Coqとのはじめての対話

【 ファースト・インプレッション 】

今回のセッションの目的は、はじめてCoqに触れる人に、Coqという言語のイメージを持ってもらうことです。当面は、Coqをインストールして実際に動かしてみなくとも、テキストでCoqの基本的な動きを説明したいと思っています。

ファースト・コンタクトでのファースト・インプレッションは大事なものです。ただ、この点では、今回の導入は少し危険な冒険をしています。

というのも、Coqは関数型言語としても使えますので、LISPの親戚のように紹介することもできるのですが、ここではそうしませんでした。Coqでの「証明」のサンプルを紹介しています。それがCoqの一番重要な働きだと考えているからです。

もちろん、「証明」のサンプルには、簡単なものを選びました。ここで「証明」していることは「すべての命題Aについて、AならばAである。」という命題です。

 「「AならばA」だって? そんなのを、同語反復という。」
 「自明のことだろう。」

◆ **資料一覧**:
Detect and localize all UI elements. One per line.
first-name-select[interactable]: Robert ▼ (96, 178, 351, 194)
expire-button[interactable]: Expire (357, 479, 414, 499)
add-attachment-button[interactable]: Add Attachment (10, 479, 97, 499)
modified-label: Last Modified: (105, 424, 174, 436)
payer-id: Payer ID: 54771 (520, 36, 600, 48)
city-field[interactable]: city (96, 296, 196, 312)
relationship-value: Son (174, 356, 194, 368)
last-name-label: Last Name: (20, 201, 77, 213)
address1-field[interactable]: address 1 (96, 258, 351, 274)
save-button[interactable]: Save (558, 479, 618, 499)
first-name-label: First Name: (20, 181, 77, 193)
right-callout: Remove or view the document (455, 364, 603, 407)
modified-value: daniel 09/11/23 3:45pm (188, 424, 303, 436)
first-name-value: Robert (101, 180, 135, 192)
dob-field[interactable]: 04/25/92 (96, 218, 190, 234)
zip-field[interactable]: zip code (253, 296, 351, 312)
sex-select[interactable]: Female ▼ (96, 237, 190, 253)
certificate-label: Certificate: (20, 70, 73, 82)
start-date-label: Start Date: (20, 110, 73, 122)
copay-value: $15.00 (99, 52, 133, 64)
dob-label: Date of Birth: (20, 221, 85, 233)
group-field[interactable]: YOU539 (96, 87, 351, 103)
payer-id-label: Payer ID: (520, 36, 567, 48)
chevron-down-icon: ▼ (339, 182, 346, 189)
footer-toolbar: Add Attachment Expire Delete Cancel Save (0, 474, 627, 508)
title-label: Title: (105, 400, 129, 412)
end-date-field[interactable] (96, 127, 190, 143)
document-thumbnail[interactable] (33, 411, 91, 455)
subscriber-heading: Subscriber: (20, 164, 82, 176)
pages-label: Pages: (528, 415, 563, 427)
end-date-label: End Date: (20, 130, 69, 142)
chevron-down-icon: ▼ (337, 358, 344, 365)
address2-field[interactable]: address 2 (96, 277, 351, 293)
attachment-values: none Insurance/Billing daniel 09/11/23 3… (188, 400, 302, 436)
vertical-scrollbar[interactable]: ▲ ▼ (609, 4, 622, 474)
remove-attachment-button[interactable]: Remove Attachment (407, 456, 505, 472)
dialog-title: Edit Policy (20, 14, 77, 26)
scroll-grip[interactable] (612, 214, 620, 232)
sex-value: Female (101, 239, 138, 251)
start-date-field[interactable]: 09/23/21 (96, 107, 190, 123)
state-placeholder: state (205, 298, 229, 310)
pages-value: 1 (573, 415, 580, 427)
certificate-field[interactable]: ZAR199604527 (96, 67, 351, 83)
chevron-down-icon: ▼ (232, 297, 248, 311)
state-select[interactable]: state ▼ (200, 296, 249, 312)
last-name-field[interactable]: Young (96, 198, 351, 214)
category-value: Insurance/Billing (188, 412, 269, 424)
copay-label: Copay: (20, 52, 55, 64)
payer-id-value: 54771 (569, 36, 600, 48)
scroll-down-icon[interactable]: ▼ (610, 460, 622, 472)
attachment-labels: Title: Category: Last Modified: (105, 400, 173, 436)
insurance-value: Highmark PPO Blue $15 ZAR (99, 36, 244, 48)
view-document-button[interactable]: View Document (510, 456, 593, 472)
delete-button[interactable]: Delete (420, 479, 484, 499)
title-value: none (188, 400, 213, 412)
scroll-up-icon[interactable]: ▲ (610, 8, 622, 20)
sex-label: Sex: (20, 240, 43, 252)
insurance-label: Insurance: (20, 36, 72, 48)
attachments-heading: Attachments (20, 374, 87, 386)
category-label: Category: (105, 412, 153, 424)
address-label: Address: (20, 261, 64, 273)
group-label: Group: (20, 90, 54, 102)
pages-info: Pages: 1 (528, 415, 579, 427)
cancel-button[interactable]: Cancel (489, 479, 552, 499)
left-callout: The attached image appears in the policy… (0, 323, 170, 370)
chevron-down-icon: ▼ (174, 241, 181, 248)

◆ **課題一覧**:
1. Coqの紹介文から、「です。」で終わる文をすべて、出てくる順に挙げてください。
2. Coqの紹介文のうち、「ファースト・コンタクトでのフ」から「働きだと考えているからです。」までを、その語句も含めて一字一句そのまま出力してください。

◆ **課題ごとの結果**:
1.
1. 今回のセッションの目的は、はじめてCoqに触れる人に、Coqという言語のイメージを持ってもらうことです。
2. ファースト・コンタクトでのファースト・インプレッションは大事なものです。
3. それがCoqの一番重要な働きだと考えているからです。
4. ここで「証明」していることは「すべての命題Aについて、AならばAである。」という命題です。

2.
ファースト・コンタクトでのファースト・インプレッションは大事なものです。ただ、この点では、今回の導入は少し危険な冒険をしています。

というのも、Coqは関数型言語としても使えますので、LISPの親戚のように紹介することもできるのですが、ここではそうしませんでした。Coqでの「証明」のサンプルを紹介しています。それがCoqの一番重要な働きだと考えているからです。